### What you are asked to do
Restate, word for word, all of the material shown below.

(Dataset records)
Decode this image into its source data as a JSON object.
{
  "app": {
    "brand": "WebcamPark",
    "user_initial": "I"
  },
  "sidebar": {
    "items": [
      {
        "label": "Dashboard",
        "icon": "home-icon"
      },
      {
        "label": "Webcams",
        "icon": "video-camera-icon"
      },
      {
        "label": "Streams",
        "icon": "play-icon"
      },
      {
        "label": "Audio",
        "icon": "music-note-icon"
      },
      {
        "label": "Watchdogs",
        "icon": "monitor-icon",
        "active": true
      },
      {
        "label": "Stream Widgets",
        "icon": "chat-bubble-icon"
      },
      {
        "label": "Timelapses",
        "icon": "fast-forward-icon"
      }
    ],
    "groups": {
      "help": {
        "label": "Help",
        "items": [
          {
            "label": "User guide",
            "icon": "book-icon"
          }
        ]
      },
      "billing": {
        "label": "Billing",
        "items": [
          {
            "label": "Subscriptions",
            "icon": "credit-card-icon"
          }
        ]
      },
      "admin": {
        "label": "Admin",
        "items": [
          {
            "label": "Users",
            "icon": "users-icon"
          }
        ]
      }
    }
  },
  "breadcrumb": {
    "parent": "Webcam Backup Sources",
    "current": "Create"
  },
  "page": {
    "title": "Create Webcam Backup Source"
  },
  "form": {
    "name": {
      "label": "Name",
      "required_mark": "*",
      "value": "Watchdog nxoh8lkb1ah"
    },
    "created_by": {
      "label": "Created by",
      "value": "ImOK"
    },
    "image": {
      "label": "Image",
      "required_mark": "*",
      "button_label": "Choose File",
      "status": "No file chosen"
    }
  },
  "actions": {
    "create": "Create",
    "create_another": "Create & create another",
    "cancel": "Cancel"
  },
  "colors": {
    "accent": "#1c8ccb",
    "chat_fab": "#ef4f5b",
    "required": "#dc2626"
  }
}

### Solution for this problem
Decode this image into its source data as a JSON object.
{
  "app": {
    "brand": "WebcamPark",
    "user_initial": "I"
  },
  "sidebar": {
    "items": [
      {
        "label": "Dashboard",
        "icon": "home-icon"
      },
      {
        "label": "Webcams",
        "icon": "video-camera-icon"
      },
      {
        "label": "Streams",
        "icon": "play-icon"
      },
      {
        "label": "Audio",
        "icon": "music-note-icon"
      },
      {
        "label": "Watchdogs",
        "icon": "monitor-icon",
        "active": true
      },
      {
        "label": "Stream Widgets",
        "icon": "chat-bubble-icon"
      },
      {
        "label": "Timelapses",
        "icon": "fast-forward-icon"
      }
    ],
    "groups": {
      "help": {
        "label": "Help",
        "items": [
          {
            "label": "User guide",
            "icon": "book-icon"
          }
        ]
      },
      "billing": {
        "label": "Billing",
        "items": [
          {
            "label": "Subscriptions",
            "icon": "credit-card-icon"
          }
        ]
      },
      "admin": {
        "label": "Admin",
        "items": [
          {
            "label": "Users",
            "icon": "users-icon"
          }
        ]
      }
    }
  },
  "breadcrumb": {
    "parent": "Webcam Backup Sources",
    "current": "Create"
  },
  "page": {
    "title": "Create Webcam Backup Source"
  },
  "form": {
    "name": {
      "label": "Name",
      "required_mark": "*",
      "value": "Watchdog nxoh8lkb1ah"
    },
    "created_by": {
      "label": "Created by",
      "value": "ImOK"
    },
    "image": {
      "label": "Image",
      "required_mark": "*",
      "button_label": "Choose File",
      "status": "No file chosen"
    }
  },
  "actions": {
    "create": "Create",
    "create_another": "Create & create another",
    "cancel": "Cancel"
  },
  "colors": {
    "accent": "#1c8ccb",
    "chat_fab": "#ef4f5b",
    "required": "#dc2626"
  }
}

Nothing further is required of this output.